### [STATED EXERCISE]
Report how many lines contain the word "this"; answer with the number only.

### [MATERIAL PROVIDED]
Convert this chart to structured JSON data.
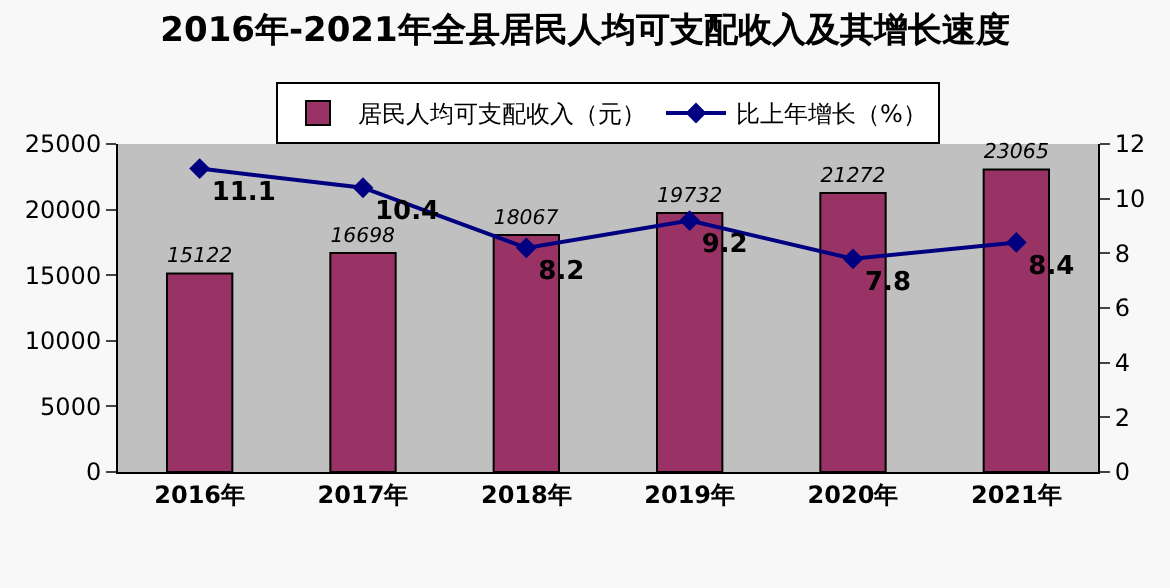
{
  "chart_data": {
    "type": "bar",
    "title": "2016年-2021年全县居民人均可支配收入及其增长速度",
    "categories": [
      "2016年",
      "2017年",
      "2018年",
      "2019年",
      "2020年",
      "2021年"
    ],
    "series": [
      {
        "name": "居民人均可支配收入（元）",
        "color": "#993366",
        "values": [
          15122,
          16698,
          18067,
          19732,
          21272,
          23065
        ]
      },
      {
        "name": "比上年增长（%）",
        "type": "line",
        "axis": "y2",
        "color": "#000080",
        "marker": "diamond",
        "values": [
          11.1,
          10.4,
          8.2,
          9.2,
          7.8,
          8.4
        ]
      }
    ],
    "ylim": [
      0,
      25000
    ],
    "yticks": [
      0,
      5000,
      10000,
      15000,
      20000,
      25000
    ],
    "y2lim": [
      0,
      12
    ],
    "y2ticks": [
      0,
      2,
      4,
      6,
      8,
      10,
      12
    ],
    "data_labels": true,
    "grid": false,
    "legend": "top"
  }
}
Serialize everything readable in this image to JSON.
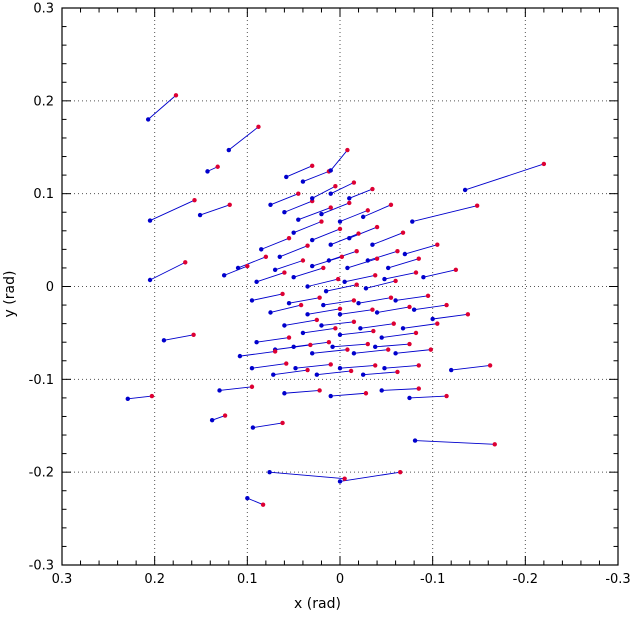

### [PROBLEM SOLUTION]
2